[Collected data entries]
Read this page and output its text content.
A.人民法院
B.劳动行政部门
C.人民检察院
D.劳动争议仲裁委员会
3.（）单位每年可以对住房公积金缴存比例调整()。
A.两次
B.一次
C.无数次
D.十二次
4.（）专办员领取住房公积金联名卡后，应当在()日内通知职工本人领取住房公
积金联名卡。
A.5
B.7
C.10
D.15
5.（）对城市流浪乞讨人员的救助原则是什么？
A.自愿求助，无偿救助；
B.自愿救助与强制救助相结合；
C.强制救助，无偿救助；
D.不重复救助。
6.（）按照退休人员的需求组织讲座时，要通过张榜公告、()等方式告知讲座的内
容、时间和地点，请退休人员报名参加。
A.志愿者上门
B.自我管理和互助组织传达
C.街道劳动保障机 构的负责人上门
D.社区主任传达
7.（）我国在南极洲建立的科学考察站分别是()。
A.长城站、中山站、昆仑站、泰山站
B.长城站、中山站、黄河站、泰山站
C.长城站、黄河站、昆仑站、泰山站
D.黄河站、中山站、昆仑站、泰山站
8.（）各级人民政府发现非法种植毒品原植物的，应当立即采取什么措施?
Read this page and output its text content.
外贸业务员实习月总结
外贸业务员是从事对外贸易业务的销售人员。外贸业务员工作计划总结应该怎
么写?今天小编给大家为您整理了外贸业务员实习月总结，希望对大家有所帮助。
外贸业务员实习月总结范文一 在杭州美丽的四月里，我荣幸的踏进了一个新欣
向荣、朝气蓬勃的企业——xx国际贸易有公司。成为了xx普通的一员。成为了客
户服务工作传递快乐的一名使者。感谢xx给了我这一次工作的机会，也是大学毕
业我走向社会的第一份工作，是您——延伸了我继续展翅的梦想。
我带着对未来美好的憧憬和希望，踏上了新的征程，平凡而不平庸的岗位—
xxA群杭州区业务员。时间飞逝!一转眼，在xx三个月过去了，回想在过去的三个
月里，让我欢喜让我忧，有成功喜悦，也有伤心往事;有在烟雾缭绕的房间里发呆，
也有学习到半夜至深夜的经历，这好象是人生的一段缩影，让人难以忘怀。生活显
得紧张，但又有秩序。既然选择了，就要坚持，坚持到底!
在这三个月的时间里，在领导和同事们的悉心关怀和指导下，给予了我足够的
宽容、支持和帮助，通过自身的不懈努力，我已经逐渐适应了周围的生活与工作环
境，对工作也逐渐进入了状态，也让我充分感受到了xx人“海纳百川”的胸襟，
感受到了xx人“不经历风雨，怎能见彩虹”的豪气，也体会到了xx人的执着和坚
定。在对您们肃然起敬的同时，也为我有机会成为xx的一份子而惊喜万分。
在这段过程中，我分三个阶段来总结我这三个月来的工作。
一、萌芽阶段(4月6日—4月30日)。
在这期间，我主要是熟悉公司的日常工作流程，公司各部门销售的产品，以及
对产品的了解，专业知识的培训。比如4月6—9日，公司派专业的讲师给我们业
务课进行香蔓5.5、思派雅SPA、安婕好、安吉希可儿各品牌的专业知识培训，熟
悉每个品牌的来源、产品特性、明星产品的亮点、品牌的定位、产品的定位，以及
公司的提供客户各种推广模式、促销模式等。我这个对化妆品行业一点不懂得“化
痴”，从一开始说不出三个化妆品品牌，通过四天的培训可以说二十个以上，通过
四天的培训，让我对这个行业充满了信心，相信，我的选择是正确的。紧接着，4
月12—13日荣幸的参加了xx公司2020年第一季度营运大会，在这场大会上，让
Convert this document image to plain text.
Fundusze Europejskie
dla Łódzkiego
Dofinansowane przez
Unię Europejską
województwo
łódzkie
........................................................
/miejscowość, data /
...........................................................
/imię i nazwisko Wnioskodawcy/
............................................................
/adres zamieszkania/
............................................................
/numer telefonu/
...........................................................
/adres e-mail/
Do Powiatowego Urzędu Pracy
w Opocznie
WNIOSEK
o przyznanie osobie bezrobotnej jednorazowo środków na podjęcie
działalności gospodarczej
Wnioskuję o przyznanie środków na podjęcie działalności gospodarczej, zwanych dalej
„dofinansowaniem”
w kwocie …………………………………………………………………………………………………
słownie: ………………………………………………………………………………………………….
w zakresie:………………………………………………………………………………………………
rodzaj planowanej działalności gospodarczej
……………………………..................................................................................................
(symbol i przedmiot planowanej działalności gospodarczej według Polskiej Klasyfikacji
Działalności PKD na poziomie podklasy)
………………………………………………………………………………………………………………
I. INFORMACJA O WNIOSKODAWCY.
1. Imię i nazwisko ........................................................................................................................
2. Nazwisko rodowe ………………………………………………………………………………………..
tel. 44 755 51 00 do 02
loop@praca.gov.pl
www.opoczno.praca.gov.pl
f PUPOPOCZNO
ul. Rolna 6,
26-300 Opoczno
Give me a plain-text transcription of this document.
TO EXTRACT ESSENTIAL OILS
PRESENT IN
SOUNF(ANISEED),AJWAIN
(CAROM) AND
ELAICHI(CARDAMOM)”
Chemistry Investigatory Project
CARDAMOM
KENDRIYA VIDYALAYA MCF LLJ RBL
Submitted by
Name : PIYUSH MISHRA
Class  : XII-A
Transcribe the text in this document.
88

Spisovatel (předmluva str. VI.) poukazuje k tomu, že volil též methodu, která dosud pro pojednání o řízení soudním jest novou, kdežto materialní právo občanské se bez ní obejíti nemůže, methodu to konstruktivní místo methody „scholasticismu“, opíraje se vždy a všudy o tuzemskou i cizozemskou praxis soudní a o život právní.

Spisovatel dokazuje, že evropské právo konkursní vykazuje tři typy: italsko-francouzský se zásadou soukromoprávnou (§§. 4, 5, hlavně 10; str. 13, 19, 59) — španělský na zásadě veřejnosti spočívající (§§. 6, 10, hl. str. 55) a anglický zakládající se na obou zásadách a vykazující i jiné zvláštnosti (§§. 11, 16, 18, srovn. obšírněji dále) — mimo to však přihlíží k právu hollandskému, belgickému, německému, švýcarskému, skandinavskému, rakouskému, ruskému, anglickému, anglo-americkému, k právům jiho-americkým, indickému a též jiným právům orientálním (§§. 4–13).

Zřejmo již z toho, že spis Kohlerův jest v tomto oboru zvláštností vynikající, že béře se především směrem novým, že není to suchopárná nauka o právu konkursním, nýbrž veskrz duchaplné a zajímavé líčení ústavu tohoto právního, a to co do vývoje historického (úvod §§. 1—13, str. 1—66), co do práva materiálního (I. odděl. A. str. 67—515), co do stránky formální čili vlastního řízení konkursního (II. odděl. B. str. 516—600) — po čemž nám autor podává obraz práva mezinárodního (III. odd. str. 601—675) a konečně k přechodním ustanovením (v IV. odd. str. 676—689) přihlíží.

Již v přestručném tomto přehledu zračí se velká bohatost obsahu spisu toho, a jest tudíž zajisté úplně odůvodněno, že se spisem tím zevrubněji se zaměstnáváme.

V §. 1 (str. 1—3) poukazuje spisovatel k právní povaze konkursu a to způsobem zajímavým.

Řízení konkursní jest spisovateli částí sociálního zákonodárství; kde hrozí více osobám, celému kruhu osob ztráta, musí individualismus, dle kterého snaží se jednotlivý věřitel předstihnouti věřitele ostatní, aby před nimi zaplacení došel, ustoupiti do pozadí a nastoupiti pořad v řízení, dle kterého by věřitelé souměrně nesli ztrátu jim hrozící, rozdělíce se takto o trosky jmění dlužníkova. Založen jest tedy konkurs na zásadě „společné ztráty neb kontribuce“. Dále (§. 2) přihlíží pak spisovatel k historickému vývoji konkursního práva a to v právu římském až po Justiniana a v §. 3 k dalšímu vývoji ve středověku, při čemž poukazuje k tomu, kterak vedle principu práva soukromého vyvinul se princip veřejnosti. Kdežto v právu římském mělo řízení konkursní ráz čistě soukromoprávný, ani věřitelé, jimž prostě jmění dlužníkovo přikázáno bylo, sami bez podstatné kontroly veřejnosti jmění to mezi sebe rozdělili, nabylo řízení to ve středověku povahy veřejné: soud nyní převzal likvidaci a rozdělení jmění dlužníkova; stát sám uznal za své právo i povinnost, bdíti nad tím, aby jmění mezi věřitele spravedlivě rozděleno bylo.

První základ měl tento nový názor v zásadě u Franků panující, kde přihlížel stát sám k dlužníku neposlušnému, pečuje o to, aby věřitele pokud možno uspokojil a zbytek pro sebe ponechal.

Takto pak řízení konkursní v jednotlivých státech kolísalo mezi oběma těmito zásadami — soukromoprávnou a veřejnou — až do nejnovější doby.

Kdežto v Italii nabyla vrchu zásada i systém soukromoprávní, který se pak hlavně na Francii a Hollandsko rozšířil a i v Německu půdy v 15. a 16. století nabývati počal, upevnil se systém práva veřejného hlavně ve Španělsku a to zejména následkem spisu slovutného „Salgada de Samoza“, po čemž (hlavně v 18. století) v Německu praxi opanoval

# Description of the task:
In the records above, collect each line with "gospodarczej".

# Task result:
działalności gospodarczej
Wnioskuję o przyznanie środków na podjęcie działalności gospodarczej, zwanych dalej
rodzaj planowanej działalności gospodarczej
(symbol i przedmiot planowanej działalności gospodarczej według Polskiej Klasyfikacji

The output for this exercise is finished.